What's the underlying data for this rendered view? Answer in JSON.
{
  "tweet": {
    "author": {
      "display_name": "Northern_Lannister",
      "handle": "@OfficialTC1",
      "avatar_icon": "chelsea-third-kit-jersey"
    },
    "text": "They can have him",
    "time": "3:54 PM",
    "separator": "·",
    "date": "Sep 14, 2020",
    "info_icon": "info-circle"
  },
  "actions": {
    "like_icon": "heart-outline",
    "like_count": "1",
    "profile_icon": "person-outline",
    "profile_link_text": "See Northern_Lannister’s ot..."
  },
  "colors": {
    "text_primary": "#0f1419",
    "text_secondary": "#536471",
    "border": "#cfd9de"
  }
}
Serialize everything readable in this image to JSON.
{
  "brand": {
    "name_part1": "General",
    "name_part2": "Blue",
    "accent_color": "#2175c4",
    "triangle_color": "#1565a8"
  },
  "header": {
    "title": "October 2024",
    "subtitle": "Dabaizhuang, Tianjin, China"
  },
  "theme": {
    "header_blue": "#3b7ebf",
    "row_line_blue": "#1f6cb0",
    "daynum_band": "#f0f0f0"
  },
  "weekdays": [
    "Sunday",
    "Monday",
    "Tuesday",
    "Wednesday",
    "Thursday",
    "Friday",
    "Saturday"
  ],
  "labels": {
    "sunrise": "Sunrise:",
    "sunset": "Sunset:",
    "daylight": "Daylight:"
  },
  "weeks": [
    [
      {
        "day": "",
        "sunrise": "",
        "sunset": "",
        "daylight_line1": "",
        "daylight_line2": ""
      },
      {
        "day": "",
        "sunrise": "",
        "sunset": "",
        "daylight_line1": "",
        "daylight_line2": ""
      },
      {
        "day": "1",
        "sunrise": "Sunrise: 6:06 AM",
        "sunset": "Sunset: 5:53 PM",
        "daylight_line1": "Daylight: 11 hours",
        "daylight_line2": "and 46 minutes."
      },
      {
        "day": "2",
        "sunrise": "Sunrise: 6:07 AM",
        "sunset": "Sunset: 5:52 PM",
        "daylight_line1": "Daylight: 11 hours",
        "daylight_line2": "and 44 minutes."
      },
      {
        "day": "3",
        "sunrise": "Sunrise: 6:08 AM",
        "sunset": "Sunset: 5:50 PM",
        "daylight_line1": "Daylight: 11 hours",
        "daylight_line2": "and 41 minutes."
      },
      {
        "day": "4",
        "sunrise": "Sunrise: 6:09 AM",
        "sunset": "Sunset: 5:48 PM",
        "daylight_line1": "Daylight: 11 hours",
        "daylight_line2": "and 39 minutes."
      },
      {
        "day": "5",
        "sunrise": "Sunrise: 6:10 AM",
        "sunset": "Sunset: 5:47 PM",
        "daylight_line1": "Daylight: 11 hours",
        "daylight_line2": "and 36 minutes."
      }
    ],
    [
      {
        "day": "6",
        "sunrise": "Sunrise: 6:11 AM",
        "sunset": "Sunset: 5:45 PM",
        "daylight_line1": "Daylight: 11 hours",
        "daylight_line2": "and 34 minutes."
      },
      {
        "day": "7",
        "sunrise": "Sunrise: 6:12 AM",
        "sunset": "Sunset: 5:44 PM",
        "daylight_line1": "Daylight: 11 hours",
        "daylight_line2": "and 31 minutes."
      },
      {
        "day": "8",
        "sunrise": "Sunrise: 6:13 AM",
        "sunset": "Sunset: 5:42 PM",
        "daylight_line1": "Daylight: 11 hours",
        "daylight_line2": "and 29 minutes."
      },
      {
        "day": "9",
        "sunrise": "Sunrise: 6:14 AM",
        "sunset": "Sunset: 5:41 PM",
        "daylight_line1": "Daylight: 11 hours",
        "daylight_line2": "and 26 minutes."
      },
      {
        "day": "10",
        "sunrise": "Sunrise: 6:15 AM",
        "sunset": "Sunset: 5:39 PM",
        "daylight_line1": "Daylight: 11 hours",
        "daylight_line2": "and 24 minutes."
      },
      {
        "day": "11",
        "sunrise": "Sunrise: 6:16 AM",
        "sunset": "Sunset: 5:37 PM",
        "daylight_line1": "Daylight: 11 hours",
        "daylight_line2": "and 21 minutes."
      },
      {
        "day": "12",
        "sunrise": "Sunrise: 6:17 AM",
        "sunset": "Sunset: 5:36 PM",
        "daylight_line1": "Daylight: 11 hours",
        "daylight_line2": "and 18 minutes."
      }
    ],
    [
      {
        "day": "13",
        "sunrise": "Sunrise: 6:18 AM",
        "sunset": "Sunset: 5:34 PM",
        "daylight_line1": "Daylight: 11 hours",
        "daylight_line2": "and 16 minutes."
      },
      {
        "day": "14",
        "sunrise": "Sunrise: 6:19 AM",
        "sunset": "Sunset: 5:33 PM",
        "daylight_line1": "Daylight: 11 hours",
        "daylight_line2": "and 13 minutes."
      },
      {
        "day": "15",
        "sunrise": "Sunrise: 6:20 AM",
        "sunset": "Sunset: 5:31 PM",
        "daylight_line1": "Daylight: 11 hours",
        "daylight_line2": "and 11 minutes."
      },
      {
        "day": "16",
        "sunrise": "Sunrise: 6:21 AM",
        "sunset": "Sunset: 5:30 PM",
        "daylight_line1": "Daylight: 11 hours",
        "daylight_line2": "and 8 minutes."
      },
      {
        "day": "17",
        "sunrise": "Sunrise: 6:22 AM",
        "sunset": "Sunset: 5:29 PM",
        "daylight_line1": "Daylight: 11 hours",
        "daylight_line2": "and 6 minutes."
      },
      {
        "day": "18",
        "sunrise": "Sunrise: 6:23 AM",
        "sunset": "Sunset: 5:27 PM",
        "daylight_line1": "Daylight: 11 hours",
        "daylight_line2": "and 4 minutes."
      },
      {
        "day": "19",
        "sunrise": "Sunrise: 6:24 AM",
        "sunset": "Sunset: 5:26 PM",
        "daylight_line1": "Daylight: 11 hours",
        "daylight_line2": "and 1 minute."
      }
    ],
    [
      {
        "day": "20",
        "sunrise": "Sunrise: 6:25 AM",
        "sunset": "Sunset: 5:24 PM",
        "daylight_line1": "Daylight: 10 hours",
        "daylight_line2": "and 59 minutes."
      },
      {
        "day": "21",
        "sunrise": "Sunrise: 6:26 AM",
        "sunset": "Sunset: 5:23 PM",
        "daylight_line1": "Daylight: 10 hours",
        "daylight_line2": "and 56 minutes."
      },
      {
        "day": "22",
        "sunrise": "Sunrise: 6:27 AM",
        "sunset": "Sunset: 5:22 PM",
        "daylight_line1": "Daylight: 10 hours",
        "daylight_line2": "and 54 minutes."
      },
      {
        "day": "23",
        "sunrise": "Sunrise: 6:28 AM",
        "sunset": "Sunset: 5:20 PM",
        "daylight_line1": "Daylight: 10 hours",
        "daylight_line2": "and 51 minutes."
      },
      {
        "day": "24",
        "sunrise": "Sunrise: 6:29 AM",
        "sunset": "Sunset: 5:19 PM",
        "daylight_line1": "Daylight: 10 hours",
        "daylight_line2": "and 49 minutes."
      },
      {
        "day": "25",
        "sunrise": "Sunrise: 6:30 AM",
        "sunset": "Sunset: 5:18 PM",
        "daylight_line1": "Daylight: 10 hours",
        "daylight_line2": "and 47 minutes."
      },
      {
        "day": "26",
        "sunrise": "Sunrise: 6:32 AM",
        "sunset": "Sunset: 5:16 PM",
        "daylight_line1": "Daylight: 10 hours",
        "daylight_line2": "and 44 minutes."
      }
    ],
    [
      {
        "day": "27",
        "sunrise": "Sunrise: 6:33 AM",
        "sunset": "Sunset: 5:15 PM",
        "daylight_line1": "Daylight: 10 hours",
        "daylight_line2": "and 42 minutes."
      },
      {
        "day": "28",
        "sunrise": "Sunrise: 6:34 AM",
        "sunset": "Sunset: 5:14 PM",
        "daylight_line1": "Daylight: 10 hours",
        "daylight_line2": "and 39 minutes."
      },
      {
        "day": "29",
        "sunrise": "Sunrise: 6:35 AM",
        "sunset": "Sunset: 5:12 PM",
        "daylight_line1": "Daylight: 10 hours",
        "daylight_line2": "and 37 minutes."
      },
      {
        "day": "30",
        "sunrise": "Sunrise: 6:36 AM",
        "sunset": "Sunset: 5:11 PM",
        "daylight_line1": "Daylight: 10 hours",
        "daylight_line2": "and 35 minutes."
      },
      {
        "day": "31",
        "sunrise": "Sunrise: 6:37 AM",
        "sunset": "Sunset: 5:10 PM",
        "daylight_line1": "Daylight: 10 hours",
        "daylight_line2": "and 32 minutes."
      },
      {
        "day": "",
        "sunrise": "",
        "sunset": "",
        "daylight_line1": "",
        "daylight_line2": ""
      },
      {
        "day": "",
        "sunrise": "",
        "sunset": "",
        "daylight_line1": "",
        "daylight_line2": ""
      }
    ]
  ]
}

== == ==

What needs to be done – Using the listing above, show each line holding the string "JSON".

Written response –
What's the underlying data for this rendered view? Answer in JSON.
Serialize everything readable in this image to JSON.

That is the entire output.